### WHAT YOU WILL DO
Find the lines containing the word "range" and copy every one of them.

[Items listed in a dataset]
## begin
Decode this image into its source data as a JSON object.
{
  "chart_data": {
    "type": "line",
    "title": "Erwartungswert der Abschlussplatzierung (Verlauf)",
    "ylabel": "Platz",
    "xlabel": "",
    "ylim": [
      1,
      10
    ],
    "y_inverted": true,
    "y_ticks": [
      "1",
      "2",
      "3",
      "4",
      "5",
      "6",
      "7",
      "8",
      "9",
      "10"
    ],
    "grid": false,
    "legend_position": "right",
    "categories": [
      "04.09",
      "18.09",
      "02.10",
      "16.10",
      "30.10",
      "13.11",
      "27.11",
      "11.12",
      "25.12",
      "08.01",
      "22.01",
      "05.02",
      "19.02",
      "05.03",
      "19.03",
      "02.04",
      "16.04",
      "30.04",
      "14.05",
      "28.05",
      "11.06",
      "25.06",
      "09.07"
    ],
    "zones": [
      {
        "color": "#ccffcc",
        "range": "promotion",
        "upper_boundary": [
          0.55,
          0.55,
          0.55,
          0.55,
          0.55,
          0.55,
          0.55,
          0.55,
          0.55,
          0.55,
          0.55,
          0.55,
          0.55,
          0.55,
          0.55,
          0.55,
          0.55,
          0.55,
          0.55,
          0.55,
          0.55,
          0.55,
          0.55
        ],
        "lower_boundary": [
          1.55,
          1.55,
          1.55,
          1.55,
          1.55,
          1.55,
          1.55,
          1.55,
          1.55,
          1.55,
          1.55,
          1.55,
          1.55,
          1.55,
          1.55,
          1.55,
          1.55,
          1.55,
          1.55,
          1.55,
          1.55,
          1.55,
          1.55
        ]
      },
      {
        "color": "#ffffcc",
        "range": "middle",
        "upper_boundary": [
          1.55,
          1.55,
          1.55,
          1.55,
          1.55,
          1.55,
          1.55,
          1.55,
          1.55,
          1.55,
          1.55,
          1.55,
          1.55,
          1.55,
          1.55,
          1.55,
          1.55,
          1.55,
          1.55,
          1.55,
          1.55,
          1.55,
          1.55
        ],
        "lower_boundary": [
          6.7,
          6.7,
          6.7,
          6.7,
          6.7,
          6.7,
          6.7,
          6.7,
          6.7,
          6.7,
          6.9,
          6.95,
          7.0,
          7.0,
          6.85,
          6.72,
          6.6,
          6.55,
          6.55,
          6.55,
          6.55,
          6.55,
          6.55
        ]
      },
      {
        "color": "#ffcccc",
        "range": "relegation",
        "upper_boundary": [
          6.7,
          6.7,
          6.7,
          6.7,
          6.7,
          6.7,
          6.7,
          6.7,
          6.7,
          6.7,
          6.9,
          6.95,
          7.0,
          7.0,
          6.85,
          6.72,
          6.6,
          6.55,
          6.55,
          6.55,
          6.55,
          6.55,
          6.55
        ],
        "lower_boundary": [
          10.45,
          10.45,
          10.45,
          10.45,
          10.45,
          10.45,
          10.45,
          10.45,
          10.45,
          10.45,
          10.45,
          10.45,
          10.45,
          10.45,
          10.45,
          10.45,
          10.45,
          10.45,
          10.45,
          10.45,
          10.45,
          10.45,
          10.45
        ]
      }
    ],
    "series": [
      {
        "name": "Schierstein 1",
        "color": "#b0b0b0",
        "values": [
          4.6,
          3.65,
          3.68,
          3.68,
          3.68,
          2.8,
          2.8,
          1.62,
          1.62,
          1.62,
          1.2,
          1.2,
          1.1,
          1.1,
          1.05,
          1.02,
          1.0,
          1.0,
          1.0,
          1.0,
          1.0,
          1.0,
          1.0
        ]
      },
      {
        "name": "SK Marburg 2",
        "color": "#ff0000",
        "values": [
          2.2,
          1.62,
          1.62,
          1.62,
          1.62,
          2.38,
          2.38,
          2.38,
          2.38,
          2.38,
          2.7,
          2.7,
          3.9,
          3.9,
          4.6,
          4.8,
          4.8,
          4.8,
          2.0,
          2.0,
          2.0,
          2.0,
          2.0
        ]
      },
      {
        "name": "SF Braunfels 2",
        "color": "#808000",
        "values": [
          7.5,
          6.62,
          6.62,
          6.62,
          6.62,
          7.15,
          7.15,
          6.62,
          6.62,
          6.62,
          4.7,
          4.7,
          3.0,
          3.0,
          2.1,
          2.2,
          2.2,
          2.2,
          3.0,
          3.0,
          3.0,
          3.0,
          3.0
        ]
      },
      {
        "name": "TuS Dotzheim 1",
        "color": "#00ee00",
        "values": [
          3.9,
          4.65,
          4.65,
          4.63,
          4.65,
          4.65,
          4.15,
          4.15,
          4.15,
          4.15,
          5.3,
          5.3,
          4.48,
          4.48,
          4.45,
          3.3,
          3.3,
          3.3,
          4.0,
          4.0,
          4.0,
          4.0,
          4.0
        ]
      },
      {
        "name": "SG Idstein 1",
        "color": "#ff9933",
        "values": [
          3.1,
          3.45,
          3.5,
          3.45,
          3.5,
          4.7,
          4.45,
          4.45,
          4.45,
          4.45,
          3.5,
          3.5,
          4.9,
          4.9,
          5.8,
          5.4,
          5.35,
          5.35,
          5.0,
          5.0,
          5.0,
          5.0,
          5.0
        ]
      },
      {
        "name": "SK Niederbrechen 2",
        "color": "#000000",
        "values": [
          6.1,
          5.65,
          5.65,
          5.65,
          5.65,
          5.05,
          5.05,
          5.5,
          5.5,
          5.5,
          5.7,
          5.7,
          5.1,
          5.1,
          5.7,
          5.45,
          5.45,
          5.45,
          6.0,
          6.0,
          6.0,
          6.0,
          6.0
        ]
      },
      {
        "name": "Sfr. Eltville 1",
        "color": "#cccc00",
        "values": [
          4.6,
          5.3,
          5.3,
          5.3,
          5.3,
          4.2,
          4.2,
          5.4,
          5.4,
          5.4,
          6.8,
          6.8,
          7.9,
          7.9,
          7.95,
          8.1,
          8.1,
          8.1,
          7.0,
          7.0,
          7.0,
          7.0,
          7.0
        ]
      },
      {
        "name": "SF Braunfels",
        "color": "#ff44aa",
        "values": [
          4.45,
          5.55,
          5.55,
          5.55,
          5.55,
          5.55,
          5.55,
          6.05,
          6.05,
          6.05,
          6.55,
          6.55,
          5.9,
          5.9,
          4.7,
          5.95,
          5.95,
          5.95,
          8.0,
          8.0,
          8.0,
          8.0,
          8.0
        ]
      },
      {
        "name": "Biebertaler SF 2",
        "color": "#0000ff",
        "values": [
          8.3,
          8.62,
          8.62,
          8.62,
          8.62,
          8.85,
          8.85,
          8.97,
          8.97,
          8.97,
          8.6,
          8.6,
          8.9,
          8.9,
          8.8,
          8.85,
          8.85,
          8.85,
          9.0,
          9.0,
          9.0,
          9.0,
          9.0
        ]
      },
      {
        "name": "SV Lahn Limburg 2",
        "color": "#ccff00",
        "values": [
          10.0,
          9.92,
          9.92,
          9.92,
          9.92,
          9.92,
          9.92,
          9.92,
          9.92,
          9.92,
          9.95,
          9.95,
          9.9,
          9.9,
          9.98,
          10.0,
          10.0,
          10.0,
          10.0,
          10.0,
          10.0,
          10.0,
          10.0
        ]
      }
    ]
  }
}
## end
### COMPLETE ANSWER
        "range": "promotion",
        "range": "middle",
        "range": "relegation",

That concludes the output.